▶ Brief
Each line of the listing that contains the word "Perceptual" is to be copied.

**** Information given

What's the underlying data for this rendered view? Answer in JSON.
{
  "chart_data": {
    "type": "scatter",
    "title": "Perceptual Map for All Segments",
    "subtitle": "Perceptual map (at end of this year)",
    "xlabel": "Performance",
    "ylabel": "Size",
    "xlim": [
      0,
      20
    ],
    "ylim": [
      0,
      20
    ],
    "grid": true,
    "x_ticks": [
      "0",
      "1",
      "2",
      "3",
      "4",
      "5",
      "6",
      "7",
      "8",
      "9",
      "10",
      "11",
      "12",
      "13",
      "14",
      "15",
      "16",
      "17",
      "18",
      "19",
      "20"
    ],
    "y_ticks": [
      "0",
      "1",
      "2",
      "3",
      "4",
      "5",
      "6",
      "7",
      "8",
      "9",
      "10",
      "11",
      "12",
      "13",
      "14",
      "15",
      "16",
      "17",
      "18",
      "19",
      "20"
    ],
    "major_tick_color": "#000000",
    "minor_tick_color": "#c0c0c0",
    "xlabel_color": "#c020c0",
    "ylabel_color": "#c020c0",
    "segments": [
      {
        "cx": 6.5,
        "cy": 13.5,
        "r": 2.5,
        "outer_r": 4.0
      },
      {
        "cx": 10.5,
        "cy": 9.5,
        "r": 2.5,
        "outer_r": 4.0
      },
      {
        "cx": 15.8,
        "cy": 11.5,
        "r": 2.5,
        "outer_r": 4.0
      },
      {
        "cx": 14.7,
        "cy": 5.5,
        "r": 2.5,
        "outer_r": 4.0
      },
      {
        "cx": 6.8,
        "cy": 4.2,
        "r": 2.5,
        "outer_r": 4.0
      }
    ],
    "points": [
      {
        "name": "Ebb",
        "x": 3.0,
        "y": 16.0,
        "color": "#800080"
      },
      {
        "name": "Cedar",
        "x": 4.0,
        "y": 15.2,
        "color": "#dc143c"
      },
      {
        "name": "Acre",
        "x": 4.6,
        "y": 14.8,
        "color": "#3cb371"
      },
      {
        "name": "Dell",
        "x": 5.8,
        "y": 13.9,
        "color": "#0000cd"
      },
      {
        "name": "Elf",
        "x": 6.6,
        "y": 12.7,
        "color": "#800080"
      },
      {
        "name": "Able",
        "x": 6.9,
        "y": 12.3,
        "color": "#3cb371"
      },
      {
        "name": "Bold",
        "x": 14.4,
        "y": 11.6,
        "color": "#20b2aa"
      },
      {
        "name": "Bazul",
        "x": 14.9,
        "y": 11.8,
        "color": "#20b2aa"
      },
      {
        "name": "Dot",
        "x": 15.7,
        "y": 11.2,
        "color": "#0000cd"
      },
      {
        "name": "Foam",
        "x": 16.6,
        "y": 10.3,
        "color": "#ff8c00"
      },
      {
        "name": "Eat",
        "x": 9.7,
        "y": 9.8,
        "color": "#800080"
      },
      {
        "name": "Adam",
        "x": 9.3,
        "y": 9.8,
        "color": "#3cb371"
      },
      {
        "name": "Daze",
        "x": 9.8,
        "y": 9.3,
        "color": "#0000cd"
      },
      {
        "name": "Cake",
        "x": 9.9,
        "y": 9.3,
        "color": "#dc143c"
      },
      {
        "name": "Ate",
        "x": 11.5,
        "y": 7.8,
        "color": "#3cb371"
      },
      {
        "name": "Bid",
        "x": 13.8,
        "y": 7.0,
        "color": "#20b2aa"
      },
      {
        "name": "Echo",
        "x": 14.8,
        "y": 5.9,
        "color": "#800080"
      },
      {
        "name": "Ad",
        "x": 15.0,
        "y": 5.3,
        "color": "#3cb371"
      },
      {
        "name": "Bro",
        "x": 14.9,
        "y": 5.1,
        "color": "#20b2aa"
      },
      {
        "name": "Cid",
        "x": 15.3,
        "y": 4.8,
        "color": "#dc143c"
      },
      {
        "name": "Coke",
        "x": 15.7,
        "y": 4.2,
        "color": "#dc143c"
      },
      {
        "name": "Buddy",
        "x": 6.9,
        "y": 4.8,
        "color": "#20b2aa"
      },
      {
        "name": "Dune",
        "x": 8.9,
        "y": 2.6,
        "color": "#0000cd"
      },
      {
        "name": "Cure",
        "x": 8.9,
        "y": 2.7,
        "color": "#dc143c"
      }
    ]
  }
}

********

▶ Exercise result
    "title": "Perceptual Map for All Segments",
    "subtitle": "Perceptual map (at end of this year)",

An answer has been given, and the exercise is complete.